• **EXERCISE DESCRIPTION**
Collect every line of the records below that contains the word "this".
begin INPUT ROWS
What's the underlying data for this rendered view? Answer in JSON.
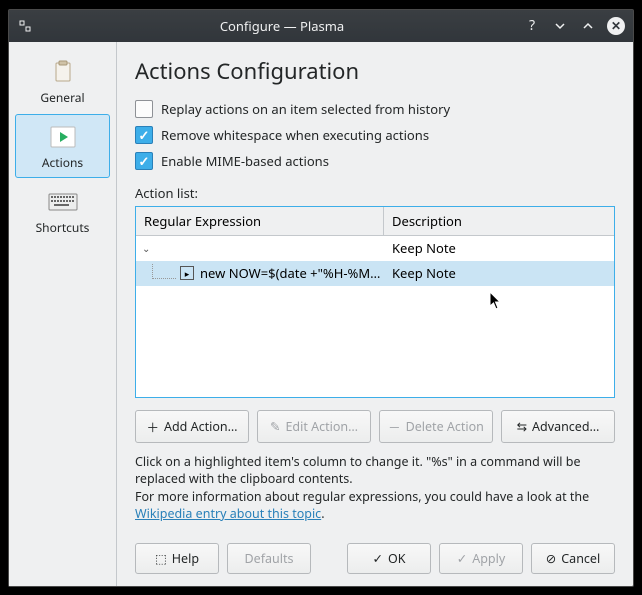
{
  "window": {
    "title": "Configure — Plasma"
  },
  "sidebar": {
    "items": [
      {
        "label": "General"
      },
      {
        "label": "Actions"
      },
      {
        "label": "Shortcuts"
      }
    ]
  },
  "main": {
    "heading": "Actions Configuration",
    "options": {
      "replay": "Replay actions on an item selected from history",
      "remove_ws": "Remove whitespace when executing actions",
      "enable_mime": "Enable MIME-based actions"
    },
    "list_label": "Action list:",
    "columns": {
      "re": "Regular Expression",
      "desc": "Description"
    },
    "tree": {
      "group_desc": "Keep Note",
      "child_cmd": "new NOW=$(date +\"%H-%M…",
      "child_desc": "Keep Note"
    },
    "buttons": {
      "add": "Add Action…",
      "edit": "Edit Action…",
      "delete": "Delete Action",
      "advanced": "Advanced…"
    },
    "help": {
      "line1": "Click on a highlighted item's column to change it. \"%s\" in a command will be replaced with the clipboard contents.",
      "line2_pre": "For more information about regular expressions, you could have a look at the ",
      "line2_link": "Wikipedia entry about this topic",
      "line2_post": "."
    }
  },
  "footer": {
    "help": "Help",
    "defaults": "Defaults",
    "ok": "OK",
    "apply": "Apply",
    "cancel": "Cancel"
  }
}
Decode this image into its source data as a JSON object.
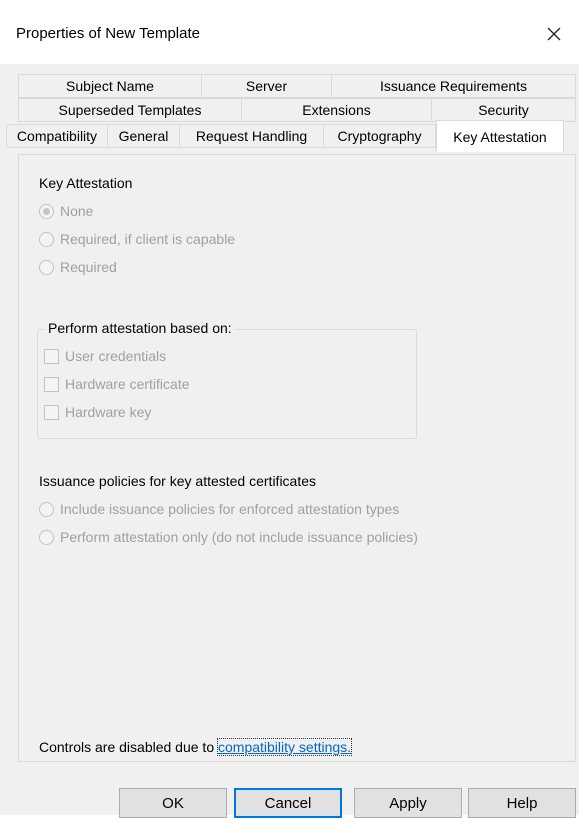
{
  "window": {
    "title": "Properties of New Template",
    "close_glyph": "✕"
  },
  "tabs": {
    "row1": [
      "Subject Name",
      "Server",
      "Issuance Requirements"
    ],
    "row2": [
      "Superseded Templates",
      "Extensions",
      "Security"
    ],
    "row3": [
      "Compatibility",
      "General",
      "Request Handling",
      "Cryptography",
      "Key Attestation"
    ],
    "selected": "Key Attestation"
  },
  "key_attestation": {
    "heading": "Key Attestation",
    "options": [
      "None",
      "Required, if client is capable",
      "Required"
    ],
    "selected_option": "None"
  },
  "attestation_group": {
    "title": "Perform attestation based on:",
    "checks": [
      "User credentials",
      "Hardware certificate",
      "Hardware key"
    ]
  },
  "issuance_policies": {
    "heading": "Issuance policies for key attested certificates",
    "options": [
      "Include issuance policies for enforced attestation types",
      "Perform attestation only (do not include issuance policies)"
    ]
  },
  "footer_note": {
    "text": "Controls are disabled due to ",
    "link": "compatibility settings."
  },
  "buttons": {
    "ok": "OK",
    "cancel": "Cancel",
    "apply": "Apply",
    "help": "Help"
  },
  "colors": {
    "link": "#0066cc",
    "disabled_text": "#a0a0a0",
    "focus_border": "#0078d7"
  }
}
end INPUT ROWS
• **OUTPUT BELOW**
What's the underlying data for this rendered view? Answer in JSON.
      "line2_link": "Wikipedia entry about this topic",
Decode this image into its source data as a JSON object.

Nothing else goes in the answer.